Exercise prompt: Print all the data, keeping every line exactly as it is.
###
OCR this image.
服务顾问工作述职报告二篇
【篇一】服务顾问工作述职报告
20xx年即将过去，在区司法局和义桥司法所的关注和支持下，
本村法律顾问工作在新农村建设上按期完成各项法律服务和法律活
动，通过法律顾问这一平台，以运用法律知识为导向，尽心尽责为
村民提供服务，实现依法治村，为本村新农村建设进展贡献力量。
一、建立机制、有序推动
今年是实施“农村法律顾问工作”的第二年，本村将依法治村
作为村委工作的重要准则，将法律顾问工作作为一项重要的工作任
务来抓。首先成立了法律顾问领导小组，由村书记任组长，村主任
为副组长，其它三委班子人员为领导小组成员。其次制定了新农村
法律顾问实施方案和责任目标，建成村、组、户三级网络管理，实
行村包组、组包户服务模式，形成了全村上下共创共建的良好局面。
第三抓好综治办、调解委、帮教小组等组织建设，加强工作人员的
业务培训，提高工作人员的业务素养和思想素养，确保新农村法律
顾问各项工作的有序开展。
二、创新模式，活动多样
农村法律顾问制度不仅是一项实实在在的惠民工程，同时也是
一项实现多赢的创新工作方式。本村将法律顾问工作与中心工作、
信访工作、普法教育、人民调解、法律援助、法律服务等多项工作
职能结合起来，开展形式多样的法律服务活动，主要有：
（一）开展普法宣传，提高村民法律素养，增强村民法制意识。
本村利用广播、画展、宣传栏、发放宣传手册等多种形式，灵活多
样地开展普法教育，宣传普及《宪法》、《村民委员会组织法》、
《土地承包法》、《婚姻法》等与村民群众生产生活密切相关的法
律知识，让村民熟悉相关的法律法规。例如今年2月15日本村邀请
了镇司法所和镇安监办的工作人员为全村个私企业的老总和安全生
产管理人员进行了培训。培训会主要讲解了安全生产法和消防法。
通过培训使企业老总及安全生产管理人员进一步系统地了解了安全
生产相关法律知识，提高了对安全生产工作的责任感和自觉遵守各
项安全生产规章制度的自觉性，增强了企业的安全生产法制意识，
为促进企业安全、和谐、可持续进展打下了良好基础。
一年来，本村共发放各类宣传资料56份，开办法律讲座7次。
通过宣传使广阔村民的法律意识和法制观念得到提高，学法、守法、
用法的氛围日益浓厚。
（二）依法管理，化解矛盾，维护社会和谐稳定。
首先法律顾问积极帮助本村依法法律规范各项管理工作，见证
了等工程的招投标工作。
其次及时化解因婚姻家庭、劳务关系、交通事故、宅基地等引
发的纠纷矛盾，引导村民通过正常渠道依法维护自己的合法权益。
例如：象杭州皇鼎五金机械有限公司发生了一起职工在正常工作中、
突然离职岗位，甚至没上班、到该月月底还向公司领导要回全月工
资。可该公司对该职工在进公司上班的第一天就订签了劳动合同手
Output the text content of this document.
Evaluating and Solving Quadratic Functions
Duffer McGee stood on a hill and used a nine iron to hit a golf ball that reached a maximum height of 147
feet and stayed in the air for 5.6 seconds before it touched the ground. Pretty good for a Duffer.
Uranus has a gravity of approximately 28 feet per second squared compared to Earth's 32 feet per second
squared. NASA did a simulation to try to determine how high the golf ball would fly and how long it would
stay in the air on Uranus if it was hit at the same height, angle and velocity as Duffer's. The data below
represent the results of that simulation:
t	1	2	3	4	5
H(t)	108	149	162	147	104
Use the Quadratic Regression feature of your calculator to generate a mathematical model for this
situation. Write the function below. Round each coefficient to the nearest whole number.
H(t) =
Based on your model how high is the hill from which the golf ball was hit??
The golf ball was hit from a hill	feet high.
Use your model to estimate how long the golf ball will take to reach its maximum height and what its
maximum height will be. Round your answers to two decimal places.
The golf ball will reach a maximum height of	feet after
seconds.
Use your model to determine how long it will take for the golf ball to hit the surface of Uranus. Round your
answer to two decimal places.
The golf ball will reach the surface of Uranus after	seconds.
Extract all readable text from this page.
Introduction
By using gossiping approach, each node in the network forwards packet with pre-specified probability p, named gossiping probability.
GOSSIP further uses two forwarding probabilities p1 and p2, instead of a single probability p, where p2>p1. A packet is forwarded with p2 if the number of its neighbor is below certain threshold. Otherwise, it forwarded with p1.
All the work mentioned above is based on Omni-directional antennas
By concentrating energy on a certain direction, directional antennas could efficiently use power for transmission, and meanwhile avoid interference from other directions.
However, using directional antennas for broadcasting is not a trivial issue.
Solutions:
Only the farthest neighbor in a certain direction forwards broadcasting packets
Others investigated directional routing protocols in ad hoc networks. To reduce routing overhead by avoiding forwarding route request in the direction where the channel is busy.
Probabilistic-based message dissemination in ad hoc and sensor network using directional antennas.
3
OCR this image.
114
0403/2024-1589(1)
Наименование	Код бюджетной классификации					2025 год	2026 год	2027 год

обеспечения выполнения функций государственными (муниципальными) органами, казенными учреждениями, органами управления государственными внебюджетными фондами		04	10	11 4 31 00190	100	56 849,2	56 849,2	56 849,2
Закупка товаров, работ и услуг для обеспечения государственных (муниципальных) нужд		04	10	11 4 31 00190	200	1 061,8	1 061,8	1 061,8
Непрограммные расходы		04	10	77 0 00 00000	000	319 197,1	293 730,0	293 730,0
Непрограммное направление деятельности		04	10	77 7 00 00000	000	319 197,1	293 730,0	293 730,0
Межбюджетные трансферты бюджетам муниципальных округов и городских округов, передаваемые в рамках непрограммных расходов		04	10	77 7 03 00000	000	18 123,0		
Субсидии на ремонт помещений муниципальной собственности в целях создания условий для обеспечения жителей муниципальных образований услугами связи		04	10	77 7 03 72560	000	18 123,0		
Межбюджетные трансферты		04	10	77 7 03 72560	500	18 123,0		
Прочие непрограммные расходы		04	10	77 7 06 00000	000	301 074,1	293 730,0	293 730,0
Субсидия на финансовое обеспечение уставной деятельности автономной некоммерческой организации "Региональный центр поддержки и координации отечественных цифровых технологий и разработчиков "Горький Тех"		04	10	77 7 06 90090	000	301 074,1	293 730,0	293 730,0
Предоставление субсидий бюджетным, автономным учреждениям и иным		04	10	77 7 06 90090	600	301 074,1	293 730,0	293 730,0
###
Solution to the problem:
OCR this image.
服务顾问工作述职报告二篇
【篇一】服务顾问工作述职报告
20xx年即将过去，在区司法局和义桥司法所的关注和支持下，
本村法律顾问工作在新农村建设上按期完成各项法律服务和法律活
动，通过法律顾问这一平台，以运用法律知识为导向，尽心尽责为
村民提供服务，实现依法治村，为本村新农村建设进展贡献力量。
一、建立机制、有序推动
今年是实施“农村法律顾问工作”的第二年，本村将依法治村
作为村委工作的重要准则，将法律顾问工作作为一项重要的工作任
务来抓。首先成立了法律顾问领导小组，由村书记任组长，村主任
为副组长，其它三委班子人员为领导小组成员。其次制定了新农村
法律顾问实施方案和责任目标，建成村、组、户三级网络管理，实
行村包组、组包户服务模式，形成了全村上下共创共建的良好局面。
第三抓好综治办、调解委、帮教小组等组织建设，加强工作人员的
业务培训，提高工作人员的业务素养和思想素养，确保新农村法律
顾问各项工作的有序开展。
二、创新模式，活动多样
农村法律顾问制度不仅是一项实实在在的惠民工程，同时也是
一项实现多赢的创新工作方式。本村将法律顾问工作与中心工作、
信访工作、普法教育、人民调解、法律援助、法律服务等多项工作
职能结合起来，开展形式多样的法律服务活动，主要有：
（一）开展普法宣传，提高村民法律素养，增强村民法制意识。
本村利用广播、画展、宣传栏、发放宣传手册等多种形式，灵活多
样地开展普法教育，宣传普及《宪法》、《村民委员会组织法》、
《土地承包法》、《婚姻法》等与村民群众生产生活密切相关的法
律知识，让村民熟悉相关的法律法规。例如今年2月15日本村邀请
了镇司法所和镇安监办的工作人员为全村个私企业的老总和安全生
产管理人员进行了培训。培训会主要讲解了安全生产法和消防法。
通过培训使企业老总及安全生产管理人员进一步系统地了解了安全
生产相关法律知识，提高了对安全生产工作的责任感和自觉遵守各
项安全生产规章制度的自觉性，增强了企业的安全生产法制意识，
为促进企业安全、和谐、可持续进展打下了良好基础。
一年来，本村共发放各类宣传资料56份，开办法律讲座7次。
通过宣传使广阔村民的法律意识和法制观念得到提高，学法、守法、
用法的氛围日益浓厚。
（二）依法管理，化解矛盾，维护社会和谐稳定。
首先法律顾问积极帮助本村依法法律规范各项管理工作，见证
了等工程的招投标工作。
其次及时化解因婚姻家庭、劳务关系、交通事故、宅基地等引
发的纠纷矛盾，引导村民通过正常渠道依法维护自己的合法权益。
例如：象杭州皇鼎五金机械有限公司发生了一起职工在正常工作中、
突然离职岗位，甚至没上班、到该月月底还向公司领导要回全月工
资。可该公司对该职工在进公司上班的第一天就订签了劳动合同手
Output the text content of this document.
Evaluating and Solving Quadratic Functions
Duffer McGee stood on a hill and used a nine iron to hit a golf ball that reached a maximum height of 147
feet and stayed in the air for 5.6 seconds before it touched the ground. Pretty good for a Duffer.
Uranus has a gravity of approximately 28 feet per second squared compared to Earth's 32 feet per second
squared. NASA did a simulation to try to determine how high the golf ball would fly and how long it would
stay in the air on Uranus if it was hit at the same height, angle and velocity as Duffer's. The data below
represent the results of that simulation:
t	1	2	3	4	5
H(t)	108	149	162	147	104
Use the Quadratic Regression feature of your calculator to generate a mathematical model for this
situation. Write the function below. Round each coefficient to the nearest whole number.
H(t) =
Based on your model how high is the hill from which the golf ball was hit??
The golf ball was hit from a hill	feet high.
Use your model to estimate how long the golf ball will take to reach its maximum height and what its
maximum height will be. Round your answers to two decimal places.
The golf ball will reach a maximum height of	feet after
seconds.
Use your model to determine how long it will take for the golf ball to hit the surface of Uranus. Round your
answer to two decimal places.
The golf ball will reach the surface of Uranus after	seconds.
Extract all readable text from this page.
Introduction
By using gossiping approach, each node in the network forwards packet with pre-specified probability p, named gossiping probability.
GOSSIP further uses two forwarding probabilities p1 and p2, instead of a single probability p, where p2>p1. A packet is forwarded with p2 if the number of its neighbor is below certain threshold. Otherwise, it forwarded with p1.
All the work mentioned above is based on Omni-directional antennas
By concentrating energy on a certain direction, directional antennas could efficiently use power for transmission, and meanwhile avoid interference from other directions.
However, using directional antennas for broadcasting is not a trivial issue.
Solutions:
Only the farthest neighbor in a certain direction forwards broadcasting packets
Others investigated directional routing protocols in ad hoc networks. To reduce routing overhead by avoiding forwarding route request in the direction where the channel is busy.
Probabilistic-based message dissemination in ad hoc and sensor network using directional antennas.
3
OCR this image.
114
0403/2024-1589(1)
Наименование	Код бюджетной классификации					2025 год	2026 год	2027 год

обеспечения выполнения функций государственными (муниципальными) органами, казенными учреждениями, органами управления государственными внебюджетными фондами		04	10	11 4 31 00190	100	56 849,2	56 849,2	56 849,2
Закупка товаров, работ и услуг для обеспечения государственных (муниципальных) нужд		04	10	11 4 31 00190	200	1 061,8	1 061,8	1 061,8
Непрограммные расходы		04	10	77 0 00 00000	000	319 197,1	293 730,0	293 730,0
Непрограммное направление деятельности		04	10	77 7 00 00000	000	319 197,1	293 730,0	293 730,0
Межбюджетные трансферты бюджетам муниципальных округов и городских округов, передаваемые в рамках непрограммных расходов		04	10	77 7 03 00000	000	18 123,0		
Субсидии на ремонт помещений муниципальной собственности в целях создания условий для обеспечения жителей муниципальных образований услугами связи		04	10	77 7 03 72560	000	18 123,0		
Межбюджетные трансферты		04	10	77 7 03 72560	500	18 123,0		
Прочие непрограммные расходы		04	10	77 7 06 00000	000	301 074,1	293 730,0	293 730,0
Субсидия на финансовое обеспечение уставной деятельности автономной некоммерческой организации "Региональный центр поддержки и координации отечественных цифровых технологий и разработчиков "Горький Тех"		04	10	77 7 06 90090	000	301 074,1	293 730,0	293 730,0
Предоставление субсидий бюджетным, автономным учреждениям и иным		04	10	77 7 06 90090	600	301 074,1	293 730,0	293 730,0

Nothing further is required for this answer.